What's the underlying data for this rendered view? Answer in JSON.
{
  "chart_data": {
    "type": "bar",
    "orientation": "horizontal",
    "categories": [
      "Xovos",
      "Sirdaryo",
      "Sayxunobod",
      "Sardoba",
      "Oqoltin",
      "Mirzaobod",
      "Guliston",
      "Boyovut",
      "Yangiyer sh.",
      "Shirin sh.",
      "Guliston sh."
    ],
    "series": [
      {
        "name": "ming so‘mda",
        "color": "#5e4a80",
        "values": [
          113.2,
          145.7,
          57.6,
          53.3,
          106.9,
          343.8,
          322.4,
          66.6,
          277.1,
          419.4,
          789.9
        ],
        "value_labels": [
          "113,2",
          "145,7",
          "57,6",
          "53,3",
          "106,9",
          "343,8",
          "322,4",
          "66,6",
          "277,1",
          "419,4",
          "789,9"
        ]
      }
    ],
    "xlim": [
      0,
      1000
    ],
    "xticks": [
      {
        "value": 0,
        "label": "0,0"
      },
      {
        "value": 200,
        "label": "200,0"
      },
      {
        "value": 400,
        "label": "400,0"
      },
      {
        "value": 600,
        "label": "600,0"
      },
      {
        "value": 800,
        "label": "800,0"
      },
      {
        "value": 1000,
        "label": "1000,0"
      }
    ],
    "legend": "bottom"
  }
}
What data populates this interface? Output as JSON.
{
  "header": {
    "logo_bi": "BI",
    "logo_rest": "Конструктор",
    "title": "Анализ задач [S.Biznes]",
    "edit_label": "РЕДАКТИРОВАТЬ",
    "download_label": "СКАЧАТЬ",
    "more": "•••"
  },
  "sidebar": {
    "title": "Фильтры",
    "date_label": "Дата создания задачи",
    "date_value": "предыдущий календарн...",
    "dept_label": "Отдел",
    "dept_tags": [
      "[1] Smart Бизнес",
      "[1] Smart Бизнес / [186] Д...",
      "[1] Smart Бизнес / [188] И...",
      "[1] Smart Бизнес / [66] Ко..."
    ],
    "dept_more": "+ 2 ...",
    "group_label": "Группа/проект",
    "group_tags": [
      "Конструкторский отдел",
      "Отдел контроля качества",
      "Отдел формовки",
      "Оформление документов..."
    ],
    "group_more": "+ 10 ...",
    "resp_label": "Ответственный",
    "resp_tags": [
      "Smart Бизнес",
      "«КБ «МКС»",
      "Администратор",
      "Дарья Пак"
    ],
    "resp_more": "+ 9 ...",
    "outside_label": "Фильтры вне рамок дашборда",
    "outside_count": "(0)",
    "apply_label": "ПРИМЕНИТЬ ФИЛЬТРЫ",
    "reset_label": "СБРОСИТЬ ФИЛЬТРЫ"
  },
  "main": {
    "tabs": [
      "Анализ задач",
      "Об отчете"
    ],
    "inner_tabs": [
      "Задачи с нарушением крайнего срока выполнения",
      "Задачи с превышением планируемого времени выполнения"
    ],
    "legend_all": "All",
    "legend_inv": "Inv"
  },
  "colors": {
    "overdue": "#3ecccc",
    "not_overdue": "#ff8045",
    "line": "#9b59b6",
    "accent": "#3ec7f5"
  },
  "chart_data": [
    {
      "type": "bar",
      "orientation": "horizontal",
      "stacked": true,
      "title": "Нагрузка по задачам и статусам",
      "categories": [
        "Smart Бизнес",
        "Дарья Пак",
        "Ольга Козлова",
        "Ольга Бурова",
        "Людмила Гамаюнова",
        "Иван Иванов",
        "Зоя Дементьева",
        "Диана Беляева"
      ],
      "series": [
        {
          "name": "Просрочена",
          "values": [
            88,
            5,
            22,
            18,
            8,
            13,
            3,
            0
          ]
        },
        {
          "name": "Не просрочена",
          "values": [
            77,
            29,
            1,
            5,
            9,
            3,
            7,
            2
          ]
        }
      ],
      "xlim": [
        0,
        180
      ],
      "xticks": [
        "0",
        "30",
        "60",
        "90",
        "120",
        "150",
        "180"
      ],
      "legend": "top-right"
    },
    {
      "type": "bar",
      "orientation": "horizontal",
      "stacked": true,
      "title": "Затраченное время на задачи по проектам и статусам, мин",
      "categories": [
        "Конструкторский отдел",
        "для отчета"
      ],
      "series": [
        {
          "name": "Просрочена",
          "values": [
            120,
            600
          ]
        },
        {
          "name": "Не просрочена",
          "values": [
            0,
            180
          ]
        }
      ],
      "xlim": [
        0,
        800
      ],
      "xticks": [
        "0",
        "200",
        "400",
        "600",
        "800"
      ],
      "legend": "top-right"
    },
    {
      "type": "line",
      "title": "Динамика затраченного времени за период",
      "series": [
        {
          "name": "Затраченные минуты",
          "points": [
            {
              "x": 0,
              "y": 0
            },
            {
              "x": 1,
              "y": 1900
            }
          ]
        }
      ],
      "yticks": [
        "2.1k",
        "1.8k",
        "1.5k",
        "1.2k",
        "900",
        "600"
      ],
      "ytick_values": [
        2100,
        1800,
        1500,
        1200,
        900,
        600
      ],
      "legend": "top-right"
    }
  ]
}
□ □ □ □ □ □ □
* **TASK STATEMENT**: How many lines of the entries above hold the string "времени"? Reply with the number alone.

* **CORRECT RESULT**: 2